▶ [WRITTEN REQUEST] In the listing, locate the line containing "Give me a plain-text", then quote it and all following lines exactly. Omit pictures.

[Stored records]
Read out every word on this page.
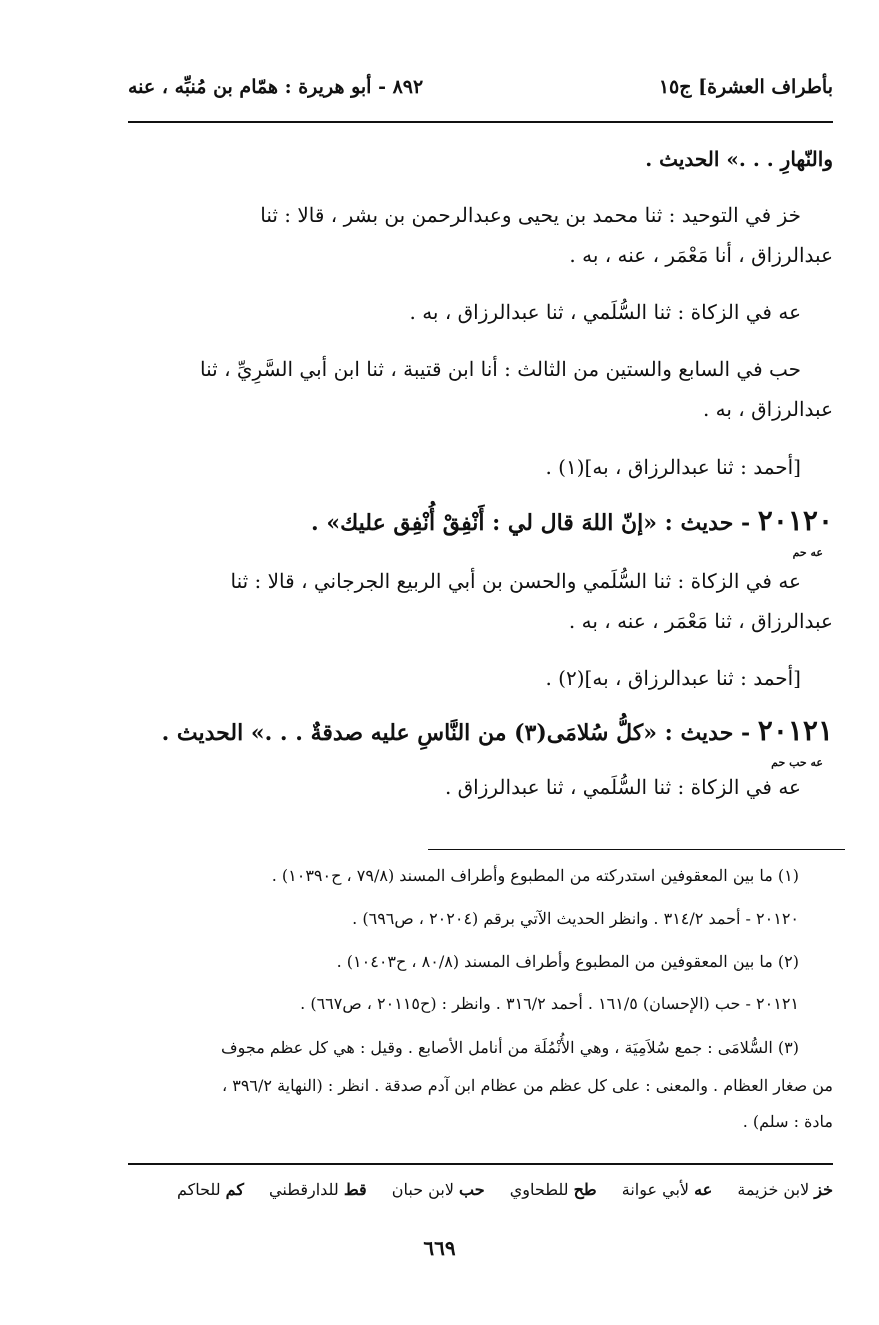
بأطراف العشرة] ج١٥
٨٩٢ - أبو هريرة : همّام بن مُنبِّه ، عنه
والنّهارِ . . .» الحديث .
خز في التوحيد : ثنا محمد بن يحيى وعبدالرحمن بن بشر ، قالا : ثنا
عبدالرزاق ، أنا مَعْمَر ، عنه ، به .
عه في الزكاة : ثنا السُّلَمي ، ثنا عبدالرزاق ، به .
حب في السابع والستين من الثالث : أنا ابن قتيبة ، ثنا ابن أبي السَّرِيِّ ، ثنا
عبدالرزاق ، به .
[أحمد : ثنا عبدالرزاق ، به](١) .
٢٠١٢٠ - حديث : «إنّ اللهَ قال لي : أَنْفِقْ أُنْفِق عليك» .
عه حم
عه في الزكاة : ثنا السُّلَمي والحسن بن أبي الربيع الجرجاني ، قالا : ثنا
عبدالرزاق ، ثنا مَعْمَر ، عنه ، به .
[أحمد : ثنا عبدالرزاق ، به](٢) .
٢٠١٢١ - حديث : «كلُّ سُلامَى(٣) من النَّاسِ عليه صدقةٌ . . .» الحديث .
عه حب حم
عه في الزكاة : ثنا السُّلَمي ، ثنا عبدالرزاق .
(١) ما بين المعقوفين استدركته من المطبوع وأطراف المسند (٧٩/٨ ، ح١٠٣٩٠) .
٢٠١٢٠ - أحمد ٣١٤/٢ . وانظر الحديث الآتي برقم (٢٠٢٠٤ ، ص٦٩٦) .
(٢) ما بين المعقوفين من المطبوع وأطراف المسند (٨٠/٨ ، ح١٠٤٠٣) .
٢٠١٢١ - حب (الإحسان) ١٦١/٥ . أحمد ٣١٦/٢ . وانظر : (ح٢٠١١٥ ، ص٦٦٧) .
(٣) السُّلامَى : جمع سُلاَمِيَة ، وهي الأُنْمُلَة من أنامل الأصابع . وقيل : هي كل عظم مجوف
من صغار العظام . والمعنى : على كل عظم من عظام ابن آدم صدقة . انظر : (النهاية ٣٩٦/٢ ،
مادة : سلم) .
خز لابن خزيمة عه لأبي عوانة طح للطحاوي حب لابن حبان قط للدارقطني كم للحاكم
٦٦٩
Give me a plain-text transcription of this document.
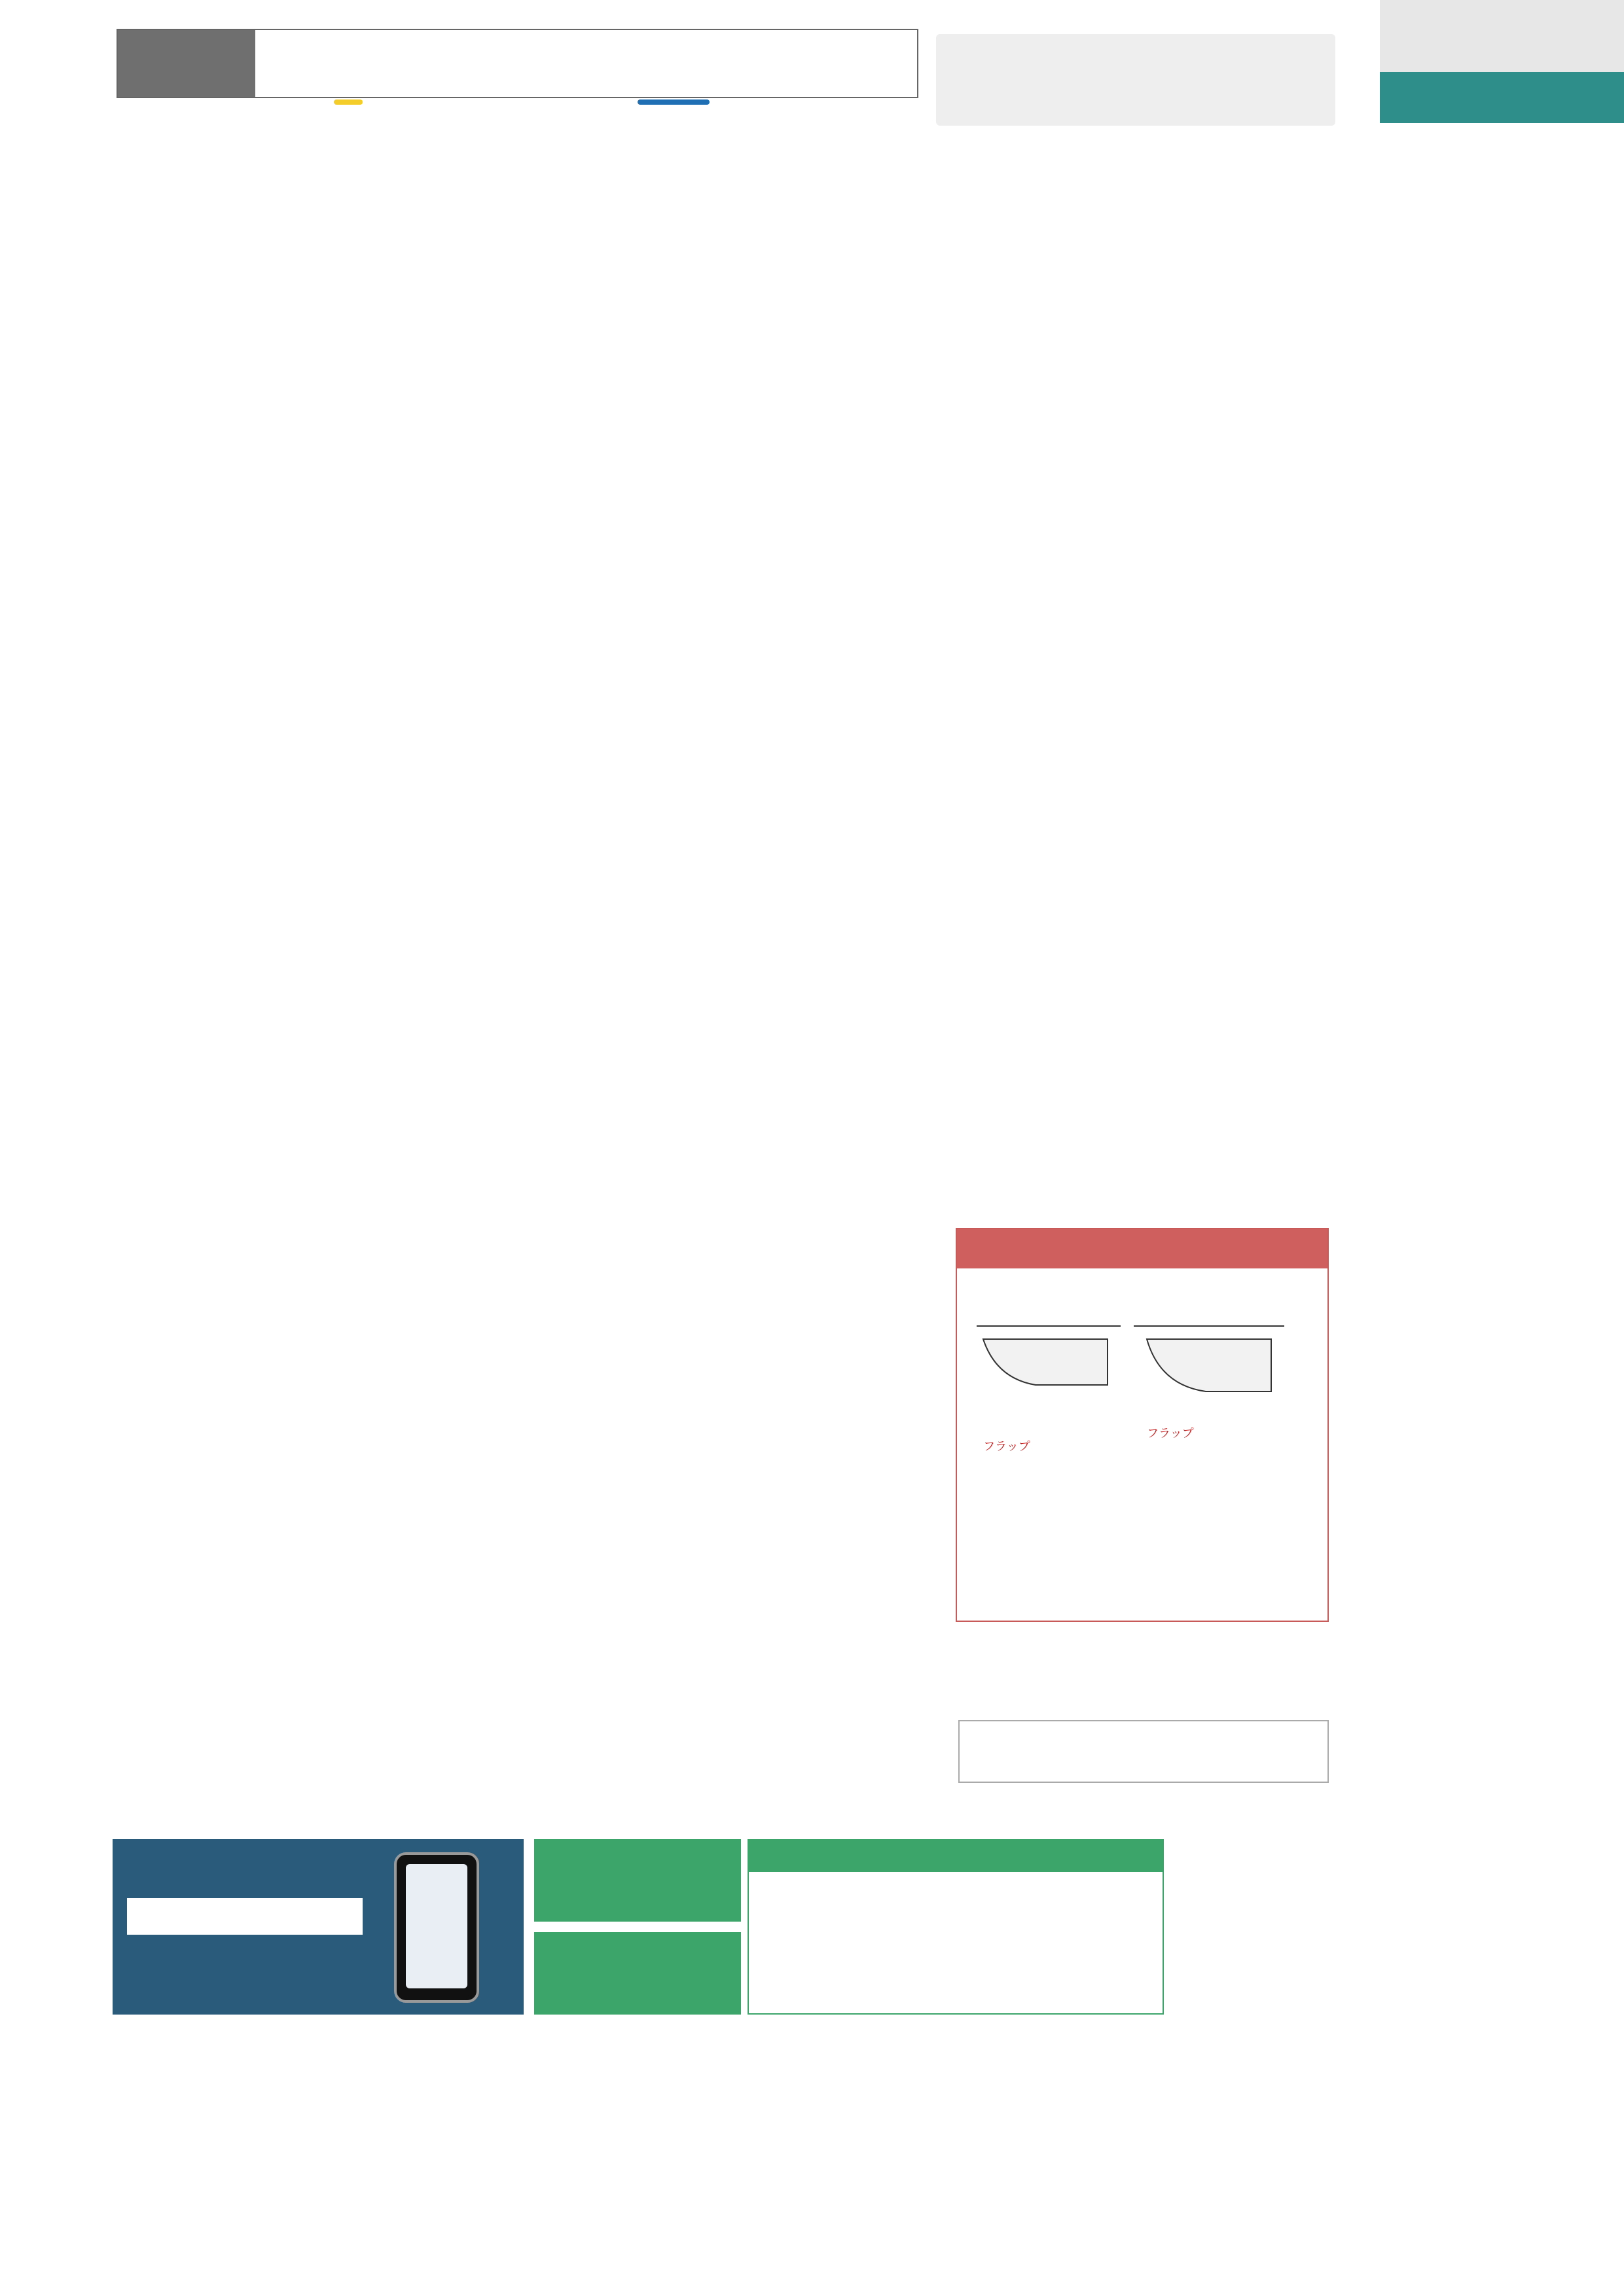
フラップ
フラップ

▶ [WRITTEN SOLUTION]
Give me a plain-text transcription of this document.
フラップ
フラップ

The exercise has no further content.